• _Your instructions_
Write out every entry word for word.

Dataset excerpts:
★ ★ ★ ★ ★ ★ ★
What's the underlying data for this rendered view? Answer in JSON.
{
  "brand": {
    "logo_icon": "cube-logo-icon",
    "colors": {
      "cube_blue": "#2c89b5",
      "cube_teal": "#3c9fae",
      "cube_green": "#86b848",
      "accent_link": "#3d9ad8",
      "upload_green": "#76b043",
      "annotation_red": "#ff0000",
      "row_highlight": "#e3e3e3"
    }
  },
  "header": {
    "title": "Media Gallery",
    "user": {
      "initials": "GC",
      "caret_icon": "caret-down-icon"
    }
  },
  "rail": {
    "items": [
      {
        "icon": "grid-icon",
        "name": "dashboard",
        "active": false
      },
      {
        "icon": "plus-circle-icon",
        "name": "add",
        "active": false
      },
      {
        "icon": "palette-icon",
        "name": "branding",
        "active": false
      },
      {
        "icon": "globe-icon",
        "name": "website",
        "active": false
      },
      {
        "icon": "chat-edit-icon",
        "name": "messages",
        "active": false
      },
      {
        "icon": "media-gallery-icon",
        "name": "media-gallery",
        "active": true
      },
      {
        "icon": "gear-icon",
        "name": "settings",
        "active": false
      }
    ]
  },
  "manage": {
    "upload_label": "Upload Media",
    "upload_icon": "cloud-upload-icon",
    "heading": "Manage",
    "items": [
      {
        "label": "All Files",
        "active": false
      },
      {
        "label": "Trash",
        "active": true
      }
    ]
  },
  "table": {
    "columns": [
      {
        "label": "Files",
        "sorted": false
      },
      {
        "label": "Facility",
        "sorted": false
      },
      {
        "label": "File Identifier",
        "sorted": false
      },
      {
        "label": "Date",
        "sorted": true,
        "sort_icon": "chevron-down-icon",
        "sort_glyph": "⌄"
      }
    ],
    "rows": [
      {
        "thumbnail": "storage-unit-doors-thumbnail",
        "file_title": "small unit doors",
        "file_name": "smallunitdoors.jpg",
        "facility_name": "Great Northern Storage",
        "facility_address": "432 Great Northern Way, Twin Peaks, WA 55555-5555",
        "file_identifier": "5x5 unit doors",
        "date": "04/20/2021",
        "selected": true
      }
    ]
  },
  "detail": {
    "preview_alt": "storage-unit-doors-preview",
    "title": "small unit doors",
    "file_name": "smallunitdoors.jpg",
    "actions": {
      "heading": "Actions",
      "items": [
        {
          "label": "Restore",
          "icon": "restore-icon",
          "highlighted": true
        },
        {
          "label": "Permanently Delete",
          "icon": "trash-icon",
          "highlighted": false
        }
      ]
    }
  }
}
★ ★ ★ ★ ★ ★ ★
• _Written response_
What's the underlying data for this rendered view? Answer in JSON.
{
  "brand": {
    "logo_icon": "cube-logo-icon",
    "colors": {
      "cube_blue": "#2c89b5",
      "cube_teal": "#3c9fae",
      "cube_green": "#86b848",
      "accent_link": "#3d9ad8",
      "upload_green": "#76b043",
      "annotation_red": "#ff0000",
      "row_highlight": "#e3e3e3"
    }
  },
  "header": {
    "title": "Media Gallery",
    "user": {
      "initials": "GC",
      "caret_icon": "caret-down-icon"
    }
  },
  "rail": {
    "items": [
      {
        "icon": "grid-icon",
        "name": "dashboard",
        "active": false
      },
      {
        "icon": "plus-circle-icon",
        "name": "add",
        "active": false
      },
      {
        "icon": "palette-icon",
        "name": "branding",
        "active": false
      },
      {
        "icon": "globe-icon",
        "name": "website",
        "active": false
      },
      {
        "icon": "chat-edit-icon",
        "name": "messages",
        "active": false
      },
      {
        "icon": "media-gallery-icon",
        "name": "media-gallery",
        "active": true
      },
      {
        "icon": "gear-icon",
        "name": "settings",
        "active": false
      }
    ]
  },
  "manage": {
    "upload_label": "Upload Media",
    "upload_icon": "cloud-upload-icon",
    "heading": "Manage",
    "items": [
      {
        "label": "All Files",
        "active": false
      },
      {
        "label": "Trash",
        "active": true
      }
    ]
  },
  "table": {
    "columns": [
      {
        "label": "Files",
        "sorted": false
      },
      {
        "label": "Facility",
        "sorted": false
      },
      {
        "label": "File Identifier",
        "sorted": false
      },
      {
        "label": "Date",
        "sorted": true,
        "sort_icon": "chevron-down-icon",
        "sort_glyph": "⌄"
      }
    ],
    "rows": [
      {
        "thumbnail": "storage-unit-doors-thumbnail",
        "file_title": "small unit doors",
        "file_name": "smallunitdoors.jpg",
        "facility_name": "Great Northern Storage",
        "facility_address": "432 Great Northern Way, Twin Peaks, WA 55555-5555",
        "file_identifier": "5x5 unit doors",
        "date": "04/20/2021",
        "selected": true
      }
    ]
  },
  "detail": {
    "preview_alt": "storage-unit-doors-preview",
    "title": "small unit doors",
    "file_name": "smallunitdoors.jpg",
    "actions": {
      "heading": "Actions",
      "items": [
        {
          "label": "Restore",
          "icon": "restore-icon",
          "highlighted": true
        },
        {
          "label": "Permanently Delete",
          "icon": "trash-icon",
          "highlighted": false
        }
      ]
    }
  }
}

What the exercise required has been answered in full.